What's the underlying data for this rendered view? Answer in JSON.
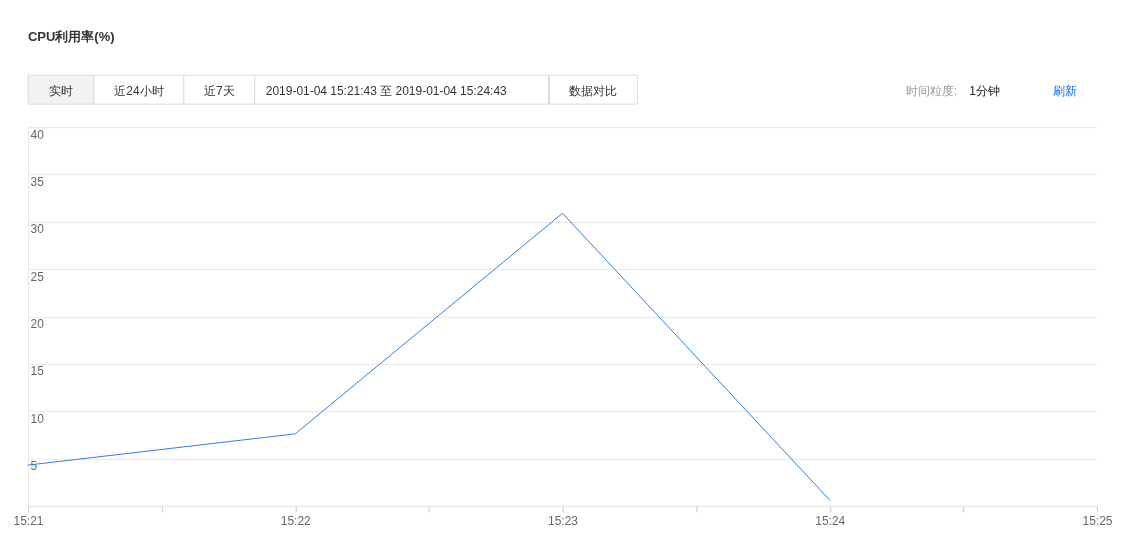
{
  "chart_data": {
    "type": "line",
    "title": "CPU利用率(%)",
    "annotations": [
      "实时",
      "近24小时",
      "近7天",
      "2019-01-04 15:21:43 至 2019-01-04 15:24:43",
      "数据对比",
      "时间粒度:",
      "1分钟",
      "刷新"
    ],
    "x": [
      "2019-01-04T15:21",
      "2019-01-04T15:22",
      "2019-01-04T15:23",
      "2019-01-04T15:24"
    ],
    "series": [
      {
        "color": "#2f7ee6",
        "values": [
          4.3,
          7.6,
          30.9,
          0.6
        ]
      }
    ],
    "xlim": [
      "2019-01-04T15:21",
      "2019-01-04T15:25"
    ],
    "xticks": [
      {
        "value": "2019-01-04T15:21",
        "label": "15:21"
      },
      {
        "value": "2019-01-04T15:21:30",
        "label": null
      },
      {
        "value": "2019-01-04T15:22",
        "label": "15:22"
      },
      {
        "value": "2019-01-04T15:22:30",
        "label": null
      },
      {
        "value": "2019-01-04T15:23",
        "label": "15:23"
      },
      {
        "value": "2019-01-04T15:23:30",
        "label": null
      },
      {
        "value": "2019-01-04T15:24",
        "label": "15:24"
      },
      {
        "value": "2019-01-04T15:24:30",
        "label": null
      },
      {
        "value": "2019-01-04T15:25",
        "label": "15:25"
      }
    ],
    "ylim": [
      0,
      40
    ],
    "yticks": [
      5,
      10,
      15,
      20,
      25,
      30,
      35,
      40
    ],
    "grid": "y"
  }
}
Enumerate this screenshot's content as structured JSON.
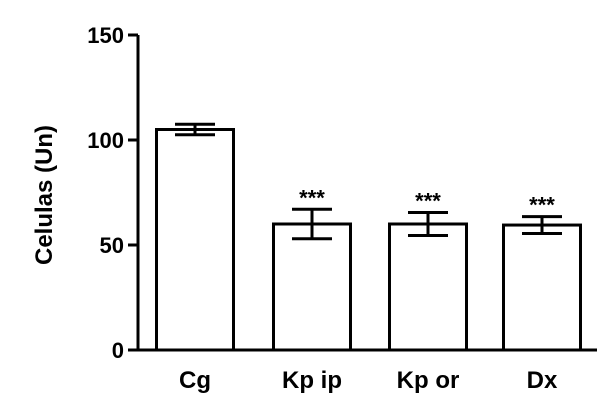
{
  "chart_data": {
    "type": "bar",
    "title": "",
    "xlabel": "",
    "ylabel": "Celulas (Un)",
    "ylim": [
      0,
      150
    ],
    "yticks": [
      0,
      50,
      100,
      150
    ],
    "categories": [
      "Cg",
      "Kp ip",
      "Kp or",
      "Dx"
    ],
    "values": [
      105,
      60,
      60,
      59.5
    ],
    "errors": [
      2.5,
      7,
      5.5,
      4
    ],
    "annotations": [
      "",
      "***",
      "***",
      "***"
    ],
    "grid": false,
    "bar_fill": "#ffffff",
    "bar_stroke": "#000000"
  }
}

# # #

• [Exercise directions]: Write the listing above out again exactly, dropping each image.

• [Full solution]:
What's the underlying data for this rendered view? Answer in JSON.
{
  "chart_data": {
    "type": "line",
    "title": "CPU利用率(%)",
    "annotations": [
      "实时",
      "近24小时",
      "近7天",
      "2019-01-04 15:21:43 至 2019-01-04 15:24:43",
      "数据对比",
      "时间粒度:",
      "1分钟",
      "刷新"
    ],
    "x": [
      "2019-01-04T15:21",
      "2019-01-04T15:22",
      "2019-01-04T15:23",
      "2019-01-04T15:24"
    ],
    "series": [
      {
        "color": "#2f7ee6",
        "values": [
          4.3,
          7.6,
          30.9,
          0.6
        ]
      }
    ],
    "xlim": [
      "2019-01-04T15:21",
      "2019-01-04T15:25"
    ],
    "xticks": [
      {
        "value": "2019-01-04T15:21",
        "label": "15:21"
      },
      {
        "value": "2019-01-04T15:21:30",
        "label": null
      },
      {
        "value": "2019-01-04T15:22",
        "label": "15:22"
      },
      {
        "value": "2019-01-04T15:22:30",
        "label": null
      },
      {
        "value": "2019-01-04T15:23",
        "label": "15:23"
      },
      {
        "value": "2019-01-04T15:23:30",
        "label": null
      },
      {
        "value": "2019-01-04T15:24",
        "label": "15:24"
      },
      {
        "value": "2019-01-04T15:24:30",
        "label": null
      },
      {
        "value": "2019-01-04T15:25",
        "label": "15:25"
      }
    ],
    "ylim": [
      0,
      40
    ],
    "yticks": [
      5,
      10,
      15,
      20,
      25,
      30,
      35,
      40
    ],
    "grid": "y"
  }
}
Enumerate this screenshot's content as structured JSON.
{
  "chart_data": {
    "type": "bar",
    "title": "",
    "xlabel": "",
    "ylabel": "Celulas (Un)",
    "ylim": [
      0,
      150
    ],
    "yticks": [
      0,
      50,
      100,
      150
    ],
    "categories": [
      "Cg",
      "Kp ip",
      "Kp or",
      "Dx"
    ],
    "values": [
      105,
      60,
      60,
      59.5
    ],
    "errors": [
      2.5,
      7,
      5.5,
      4
    ],
    "annotations": [
      "",
      "***",
      "***",
      "***"
    ],
    "grid": false,
    "bar_fill": "#ffffff",
    "bar_stroke": "#000000"
  }
}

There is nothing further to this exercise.